Problem statement:
Write out the data again in full, exactly as it reads.

Information supplied:
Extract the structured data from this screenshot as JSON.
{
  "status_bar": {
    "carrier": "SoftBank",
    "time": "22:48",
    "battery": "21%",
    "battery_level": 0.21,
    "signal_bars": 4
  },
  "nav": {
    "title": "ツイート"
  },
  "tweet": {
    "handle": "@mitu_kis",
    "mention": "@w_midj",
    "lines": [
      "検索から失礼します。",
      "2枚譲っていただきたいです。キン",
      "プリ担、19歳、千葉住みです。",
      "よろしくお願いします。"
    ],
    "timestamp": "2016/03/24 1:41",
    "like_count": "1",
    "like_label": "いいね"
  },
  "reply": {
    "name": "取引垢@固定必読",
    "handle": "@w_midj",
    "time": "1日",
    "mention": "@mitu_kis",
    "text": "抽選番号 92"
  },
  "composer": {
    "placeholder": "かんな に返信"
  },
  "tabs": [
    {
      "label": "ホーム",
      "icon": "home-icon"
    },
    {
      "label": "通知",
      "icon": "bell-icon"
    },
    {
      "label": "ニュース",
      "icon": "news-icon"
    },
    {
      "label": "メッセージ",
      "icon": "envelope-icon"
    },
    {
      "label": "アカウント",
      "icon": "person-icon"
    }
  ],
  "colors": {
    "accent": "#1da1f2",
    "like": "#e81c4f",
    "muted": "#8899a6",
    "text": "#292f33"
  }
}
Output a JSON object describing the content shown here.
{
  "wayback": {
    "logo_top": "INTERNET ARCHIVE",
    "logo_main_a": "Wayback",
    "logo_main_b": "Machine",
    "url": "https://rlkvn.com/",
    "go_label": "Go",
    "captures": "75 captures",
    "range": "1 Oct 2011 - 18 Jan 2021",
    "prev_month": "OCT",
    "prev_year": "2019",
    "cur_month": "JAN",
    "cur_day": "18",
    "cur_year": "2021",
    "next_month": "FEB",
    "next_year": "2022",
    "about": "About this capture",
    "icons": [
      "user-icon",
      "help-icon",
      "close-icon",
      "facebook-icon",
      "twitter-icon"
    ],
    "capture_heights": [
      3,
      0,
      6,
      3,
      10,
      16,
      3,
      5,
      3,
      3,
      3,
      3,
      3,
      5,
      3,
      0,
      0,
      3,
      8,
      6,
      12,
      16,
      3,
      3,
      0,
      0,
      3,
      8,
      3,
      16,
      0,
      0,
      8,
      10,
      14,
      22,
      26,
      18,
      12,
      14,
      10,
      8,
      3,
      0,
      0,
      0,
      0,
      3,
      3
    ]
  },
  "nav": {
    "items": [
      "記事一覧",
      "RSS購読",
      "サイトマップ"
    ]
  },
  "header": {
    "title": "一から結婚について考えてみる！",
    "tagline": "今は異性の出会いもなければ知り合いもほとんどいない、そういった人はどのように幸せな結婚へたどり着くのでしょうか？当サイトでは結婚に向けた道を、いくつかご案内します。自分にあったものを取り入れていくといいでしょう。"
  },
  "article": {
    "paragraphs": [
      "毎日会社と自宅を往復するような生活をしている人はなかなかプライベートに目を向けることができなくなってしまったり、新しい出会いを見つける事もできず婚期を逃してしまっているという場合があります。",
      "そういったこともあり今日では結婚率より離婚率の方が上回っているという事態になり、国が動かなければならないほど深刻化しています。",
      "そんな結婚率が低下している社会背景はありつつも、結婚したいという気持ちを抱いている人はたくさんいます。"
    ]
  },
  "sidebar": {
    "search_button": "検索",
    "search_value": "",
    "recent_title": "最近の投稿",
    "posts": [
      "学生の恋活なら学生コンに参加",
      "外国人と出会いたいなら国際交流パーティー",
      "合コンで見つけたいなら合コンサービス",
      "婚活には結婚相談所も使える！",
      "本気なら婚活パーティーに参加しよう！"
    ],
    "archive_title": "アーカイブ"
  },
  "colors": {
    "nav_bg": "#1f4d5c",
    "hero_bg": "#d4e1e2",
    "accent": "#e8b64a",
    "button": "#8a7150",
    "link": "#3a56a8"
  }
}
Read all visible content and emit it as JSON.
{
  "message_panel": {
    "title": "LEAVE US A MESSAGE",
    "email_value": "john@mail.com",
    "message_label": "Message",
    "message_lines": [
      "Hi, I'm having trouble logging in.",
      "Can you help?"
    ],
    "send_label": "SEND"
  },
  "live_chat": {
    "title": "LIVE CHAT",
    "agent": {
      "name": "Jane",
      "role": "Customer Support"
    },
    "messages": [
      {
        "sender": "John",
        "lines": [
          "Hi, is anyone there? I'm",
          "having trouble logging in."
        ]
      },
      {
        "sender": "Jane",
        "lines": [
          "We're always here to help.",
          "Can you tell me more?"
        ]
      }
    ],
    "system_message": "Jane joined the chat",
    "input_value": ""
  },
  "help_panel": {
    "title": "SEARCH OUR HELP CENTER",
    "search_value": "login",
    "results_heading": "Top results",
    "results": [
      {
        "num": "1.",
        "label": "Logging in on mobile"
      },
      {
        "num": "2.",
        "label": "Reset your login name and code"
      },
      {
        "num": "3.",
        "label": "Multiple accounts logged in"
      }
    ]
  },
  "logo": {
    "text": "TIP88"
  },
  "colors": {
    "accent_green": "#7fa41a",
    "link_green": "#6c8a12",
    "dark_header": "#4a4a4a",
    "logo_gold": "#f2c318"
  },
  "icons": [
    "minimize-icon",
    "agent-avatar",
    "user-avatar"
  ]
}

Output:
Extract the structured data from this screenshot as JSON.
{
  "status_bar": {
    "carrier": "SoftBank",
    "time": "22:48",
    "battery": "21%",
    "battery_level": 0.21,
    "signal_bars": 4
  },
  "nav": {
    "title": "ツイート"
  },
  "tweet": {
    "handle": "@mitu_kis",
    "mention": "@w_midj",
    "lines": [
      "検索から失礼します。",
      "2枚譲っていただきたいです。キン",
      "プリ担、19歳、千葉住みです。",
      "よろしくお願いします。"
    ],
    "timestamp": "2016/03/24 1:41",
    "like_count": "1",
    "like_label": "いいね"
  },
  "reply": {
    "name": "取引垢@固定必読",
    "handle": "@w_midj",
    "time": "1日",
    "mention": "@mitu_kis",
    "text": "抽選番号 92"
  },
  "composer": {
    "placeholder": "かんな に返信"
  },
  "tabs": [
    {
      "label": "ホーム",
      "icon": "home-icon"
    },
    {
      "label": "通知",
      "icon": "bell-icon"
    },
    {
      "label": "ニュース",
      "icon": "news-icon"
    },
    {
      "label": "メッセージ",
      "icon": "envelope-icon"
    },
    {
      "label": "アカウント",
      "icon": "person-icon"
    }
  ],
  "colors": {
    "accent": "#1da1f2",
    "like": "#e81c4f",
    "muted": "#8899a6",
    "text": "#292f33"
  }
}
Output a JSON object describing the content shown here.
{
  "wayback": {
    "logo_top": "INTERNET ARCHIVE",
    "logo_main_a": "Wayback",
    "logo_main_b": "Machine",
    "url": "https://rlkvn.com/",
    "go_label": "Go",
    "captures": "75 captures",
    "range": "1 Oct 2011 - 18 Jan 2021",
    "prev_month": "OCT",
    "prev_year": "2019",
    "cur_month": "JAN",
    "cur_day": "18",
    "cur_year": "2021",
    "next_month": "FEB",
    "next_year": "2022",
    "about": "About this capture",
    "icons": [
      "user-icon",
      "help-icon",
      "close-icon",
      "facebook-icon",
      "twitter-icon"
    ],
    "capture_heights": [
      3,
      0,
      6,
      3,
      10,
      16,
      3,
      5,
      3,
      3,
      3,
      3,
      3,
      5,
      3,
      0,
      0,
      3,
      8,
      6,
      12,
      16,
      3,
      3,
      0,
      0,
      3,
      8,
      3,
      16,
      0,
      0,
      8,
      10,
      14,
      22,
      26,
      18,
      12,
      14,
      10,
      8,
      3,
      0,
      0,
      0,
      0,
      3,
      3
    ]
  },
  "nav": {
    "items": [
      "記事一覧",
      "RSS購読",
      "サイトマップ"
    ]
  },
  "header": {
    "title": "一から結婚について考えてみる！",
    "tagline": "今は異性の出会いもなければ知り合いもほとんどいない、そういった人はどのように幸せな結婚へたどり着くのでしょうか？当サイトでは結婚に向けた道を、いくつかご案内します。自分にあったものを取り入れていくといいでしょう。"
  },
  "article": {
    "paragraphs": [
      "毎日会社と自宅を往復するような生活をしている人はなかなかプライベートに目を向けることができなくなってしまったり、新しい出会いを見つける事もできず婚期を逃してしまっているという場合があります。",
      "そういったこともあり今日では結婚率より離婚率の方が上回っているという事態になり、国が動かなければならないほど深刻化しています。",
      "そんな結婚率が低下している社会背景はありつつも、結婚したいという気持ちを抱いている人はたくさんいます。"
    ]
  },
  "sidebar": {
    "search_button": "検索",
    "search_value": "",
    "recent_title": "最近の投稿",
    "posts": [
      "学生の恋活なら学生コンに参加",
      "外国人と出会いたいなら国際交流パーティー",
      "合コンで見つけたいなら合コンサービス",
      "婚活には結婚相談所も使える！",
      "本気なら婚活パーティーに参加しよう！"
    ],
    "archive_title": "アーカイブ"
  },
  "colors": {
    "nav_bg": "#1f4d5c",
    "hero_bg": "#d4e1e2",
    "accent": "#e8b64a",
    "button": "#8a7150",
    "link": "#3a56a8"
  }
}
Read all visible content and emit it as JSON.
{
  "message_panel": {
    "title": "LEAVE US A MESSAGE",
    "email_value": "john@mail.com",
    "message_label": "Message",
    "message_lines": [
      "Hi, I'm having trouble logging in.",
      "Can you help?"
    ],
    "send_label": "SEND"
  },
  "live_chat": {
    "title": "LIVE CHAT",
    "agent": {
      "name": "Jane",
      "role": "Customer Support"
    },
    "messages": [
      {
        "sender": "John",
        "lines": [
          "Hi, is anyone there? I'm",
          "having trouble logging in."
        ]
      },
      {
        "sender": "Jane",
        "lines": [
          "We're always here to help.",
          "Can you tell me more?"
        ]
      }
    ],
    "system_message": "Jane joined the chat",
    "input_value": ""
  },
  "help_panel": {
    "title": "SEARCH OUR HELP CENTER",
    "search_value": "login",
    "results_heading": "Top results",
    "results": [
      {
        "num": "1.",
        "label": "Logging in on mobile"
      },
      {
        "num": "2.",
        "label": "Reset your login name and code"
      },
      {
        "num": "3.",
        "label": "Multiple accounts logged in"
      }
    ]
  },
  "logo": {
    "text": "TIP88"
  },
  "colors": {
    "accent_green": "#7fa41a",
    "link_green": "#6c8a12",
    "dark_header": "#4a4a4a",
    "logo_gold": "#f2c318"
  },
  "icons": [
    "minimize-icon",
    "agent-avatar",
    "user-avatar"
  ]
}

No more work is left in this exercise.